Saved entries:
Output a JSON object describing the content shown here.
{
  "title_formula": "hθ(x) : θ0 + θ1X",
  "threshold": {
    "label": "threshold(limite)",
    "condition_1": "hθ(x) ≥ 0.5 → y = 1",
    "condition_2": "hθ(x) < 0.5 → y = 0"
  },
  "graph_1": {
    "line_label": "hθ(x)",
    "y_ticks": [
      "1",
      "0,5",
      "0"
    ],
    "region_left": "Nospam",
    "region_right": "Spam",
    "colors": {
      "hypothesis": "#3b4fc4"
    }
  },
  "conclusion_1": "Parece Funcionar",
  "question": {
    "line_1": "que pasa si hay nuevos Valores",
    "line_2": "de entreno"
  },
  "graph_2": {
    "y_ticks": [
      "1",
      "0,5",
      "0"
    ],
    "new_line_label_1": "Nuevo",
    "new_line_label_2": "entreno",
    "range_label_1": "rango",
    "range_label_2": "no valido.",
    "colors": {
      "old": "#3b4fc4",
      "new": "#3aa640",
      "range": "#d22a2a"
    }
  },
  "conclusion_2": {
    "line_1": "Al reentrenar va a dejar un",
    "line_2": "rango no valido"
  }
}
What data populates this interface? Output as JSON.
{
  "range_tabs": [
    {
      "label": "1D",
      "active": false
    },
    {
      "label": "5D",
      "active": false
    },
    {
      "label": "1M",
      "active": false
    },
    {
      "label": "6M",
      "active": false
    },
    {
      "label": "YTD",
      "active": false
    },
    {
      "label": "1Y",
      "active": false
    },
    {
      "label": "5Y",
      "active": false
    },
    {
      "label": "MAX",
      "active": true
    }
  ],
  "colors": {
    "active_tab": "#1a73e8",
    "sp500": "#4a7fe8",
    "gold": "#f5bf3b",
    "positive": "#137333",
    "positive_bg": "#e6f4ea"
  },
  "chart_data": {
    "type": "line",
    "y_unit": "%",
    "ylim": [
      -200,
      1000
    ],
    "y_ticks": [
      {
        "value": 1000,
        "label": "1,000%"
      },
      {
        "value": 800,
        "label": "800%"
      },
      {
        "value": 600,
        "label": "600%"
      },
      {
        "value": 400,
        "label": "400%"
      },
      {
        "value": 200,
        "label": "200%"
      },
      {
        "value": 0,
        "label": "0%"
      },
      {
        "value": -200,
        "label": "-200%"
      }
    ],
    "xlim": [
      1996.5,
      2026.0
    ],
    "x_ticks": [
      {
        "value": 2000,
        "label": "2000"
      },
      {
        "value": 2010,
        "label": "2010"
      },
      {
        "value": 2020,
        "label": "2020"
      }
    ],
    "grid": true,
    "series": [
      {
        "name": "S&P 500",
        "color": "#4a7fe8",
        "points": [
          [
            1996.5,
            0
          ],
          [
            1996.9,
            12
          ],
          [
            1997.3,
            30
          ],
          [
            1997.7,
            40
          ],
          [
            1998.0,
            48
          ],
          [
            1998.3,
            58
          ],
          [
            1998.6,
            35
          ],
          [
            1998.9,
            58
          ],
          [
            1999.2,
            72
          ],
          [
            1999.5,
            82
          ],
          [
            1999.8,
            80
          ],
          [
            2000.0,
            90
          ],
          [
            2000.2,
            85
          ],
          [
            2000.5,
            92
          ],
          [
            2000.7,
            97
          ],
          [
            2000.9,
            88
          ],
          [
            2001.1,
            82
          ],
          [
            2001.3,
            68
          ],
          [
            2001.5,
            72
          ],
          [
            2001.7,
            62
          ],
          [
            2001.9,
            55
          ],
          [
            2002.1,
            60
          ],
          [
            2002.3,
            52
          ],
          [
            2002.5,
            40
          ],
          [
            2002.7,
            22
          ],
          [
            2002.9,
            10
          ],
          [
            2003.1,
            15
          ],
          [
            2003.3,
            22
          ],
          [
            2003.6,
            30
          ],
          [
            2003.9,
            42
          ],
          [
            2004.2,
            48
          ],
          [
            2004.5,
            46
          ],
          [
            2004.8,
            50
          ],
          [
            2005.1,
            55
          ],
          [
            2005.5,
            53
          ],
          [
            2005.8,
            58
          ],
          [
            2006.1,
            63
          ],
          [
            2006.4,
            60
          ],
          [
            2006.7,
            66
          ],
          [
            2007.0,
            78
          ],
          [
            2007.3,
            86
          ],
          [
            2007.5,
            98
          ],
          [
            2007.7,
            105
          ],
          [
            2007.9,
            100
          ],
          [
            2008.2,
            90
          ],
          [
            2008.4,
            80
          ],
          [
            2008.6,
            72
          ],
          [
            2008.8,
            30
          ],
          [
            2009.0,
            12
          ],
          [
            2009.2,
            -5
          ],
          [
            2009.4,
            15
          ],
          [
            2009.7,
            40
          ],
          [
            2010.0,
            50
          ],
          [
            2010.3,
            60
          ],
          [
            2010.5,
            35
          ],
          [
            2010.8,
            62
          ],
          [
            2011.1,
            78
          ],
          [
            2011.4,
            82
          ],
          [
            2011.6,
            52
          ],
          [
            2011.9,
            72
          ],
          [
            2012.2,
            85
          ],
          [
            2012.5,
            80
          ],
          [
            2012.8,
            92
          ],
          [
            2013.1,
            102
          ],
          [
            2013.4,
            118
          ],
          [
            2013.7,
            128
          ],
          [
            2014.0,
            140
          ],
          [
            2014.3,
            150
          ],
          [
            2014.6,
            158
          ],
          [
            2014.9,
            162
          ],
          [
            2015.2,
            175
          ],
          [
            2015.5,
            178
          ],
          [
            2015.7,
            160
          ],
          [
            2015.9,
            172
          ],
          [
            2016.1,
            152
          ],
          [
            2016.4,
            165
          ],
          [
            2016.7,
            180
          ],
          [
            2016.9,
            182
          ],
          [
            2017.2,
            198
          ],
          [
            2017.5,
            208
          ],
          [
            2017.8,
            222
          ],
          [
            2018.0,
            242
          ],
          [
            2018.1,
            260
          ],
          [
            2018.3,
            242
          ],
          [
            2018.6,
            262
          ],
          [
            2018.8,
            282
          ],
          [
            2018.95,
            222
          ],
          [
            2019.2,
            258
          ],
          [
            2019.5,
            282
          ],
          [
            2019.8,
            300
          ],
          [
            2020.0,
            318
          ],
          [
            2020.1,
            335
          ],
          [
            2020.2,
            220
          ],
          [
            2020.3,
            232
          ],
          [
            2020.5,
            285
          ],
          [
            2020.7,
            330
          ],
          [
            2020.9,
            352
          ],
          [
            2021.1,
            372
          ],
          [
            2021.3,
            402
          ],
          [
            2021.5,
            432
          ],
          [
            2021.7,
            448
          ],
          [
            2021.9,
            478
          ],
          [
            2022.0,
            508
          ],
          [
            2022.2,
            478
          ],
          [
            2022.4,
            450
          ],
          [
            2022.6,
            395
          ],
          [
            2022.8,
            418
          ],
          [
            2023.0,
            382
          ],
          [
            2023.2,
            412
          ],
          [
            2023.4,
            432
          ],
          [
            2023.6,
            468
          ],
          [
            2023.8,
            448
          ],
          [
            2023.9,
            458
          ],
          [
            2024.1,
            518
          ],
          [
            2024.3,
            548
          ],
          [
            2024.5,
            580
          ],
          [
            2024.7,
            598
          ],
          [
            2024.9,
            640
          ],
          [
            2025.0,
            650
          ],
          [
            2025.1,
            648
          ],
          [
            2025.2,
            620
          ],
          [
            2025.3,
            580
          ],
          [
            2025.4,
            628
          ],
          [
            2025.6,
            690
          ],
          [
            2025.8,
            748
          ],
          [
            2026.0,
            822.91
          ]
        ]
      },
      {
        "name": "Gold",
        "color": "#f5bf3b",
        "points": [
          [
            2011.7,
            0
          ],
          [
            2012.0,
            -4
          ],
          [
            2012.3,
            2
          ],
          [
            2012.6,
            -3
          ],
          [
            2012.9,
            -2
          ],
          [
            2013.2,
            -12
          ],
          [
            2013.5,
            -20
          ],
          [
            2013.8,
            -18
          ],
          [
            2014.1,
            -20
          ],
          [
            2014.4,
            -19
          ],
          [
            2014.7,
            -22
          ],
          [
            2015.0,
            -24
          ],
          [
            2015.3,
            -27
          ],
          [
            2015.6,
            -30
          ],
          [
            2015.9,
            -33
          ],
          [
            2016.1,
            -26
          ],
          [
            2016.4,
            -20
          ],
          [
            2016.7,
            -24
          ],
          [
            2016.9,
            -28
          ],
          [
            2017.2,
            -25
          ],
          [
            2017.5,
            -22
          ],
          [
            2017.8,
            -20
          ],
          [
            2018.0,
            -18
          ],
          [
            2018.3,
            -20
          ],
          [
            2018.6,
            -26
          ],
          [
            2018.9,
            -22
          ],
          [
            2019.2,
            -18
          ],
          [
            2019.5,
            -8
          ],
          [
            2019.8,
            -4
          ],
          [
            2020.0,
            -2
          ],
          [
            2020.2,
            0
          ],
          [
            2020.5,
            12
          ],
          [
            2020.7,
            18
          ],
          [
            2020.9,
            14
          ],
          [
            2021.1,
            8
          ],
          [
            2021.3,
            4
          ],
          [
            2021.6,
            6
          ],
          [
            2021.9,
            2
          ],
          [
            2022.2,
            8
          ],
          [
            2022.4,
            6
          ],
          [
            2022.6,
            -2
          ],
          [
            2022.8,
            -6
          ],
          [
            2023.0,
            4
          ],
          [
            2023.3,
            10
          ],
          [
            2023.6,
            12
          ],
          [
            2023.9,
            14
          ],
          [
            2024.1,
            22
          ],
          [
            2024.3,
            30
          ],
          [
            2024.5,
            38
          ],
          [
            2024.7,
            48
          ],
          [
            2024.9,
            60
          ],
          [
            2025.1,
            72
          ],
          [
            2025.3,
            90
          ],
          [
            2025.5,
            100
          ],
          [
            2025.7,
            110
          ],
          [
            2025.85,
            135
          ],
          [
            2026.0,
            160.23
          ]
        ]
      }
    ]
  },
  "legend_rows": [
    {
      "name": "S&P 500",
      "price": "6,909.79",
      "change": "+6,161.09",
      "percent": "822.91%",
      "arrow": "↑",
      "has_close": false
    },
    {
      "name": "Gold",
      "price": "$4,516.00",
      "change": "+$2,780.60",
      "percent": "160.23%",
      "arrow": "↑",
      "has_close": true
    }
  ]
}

● **WHAT YOU SHOULD DO**
Filter the records above for "name" and copy every matching line.

● **COMPLETE OUTPUT**
        "name": "S&P 500",
        "name": "Gold",
      "name": "S&P 500",
      "name": "Gold",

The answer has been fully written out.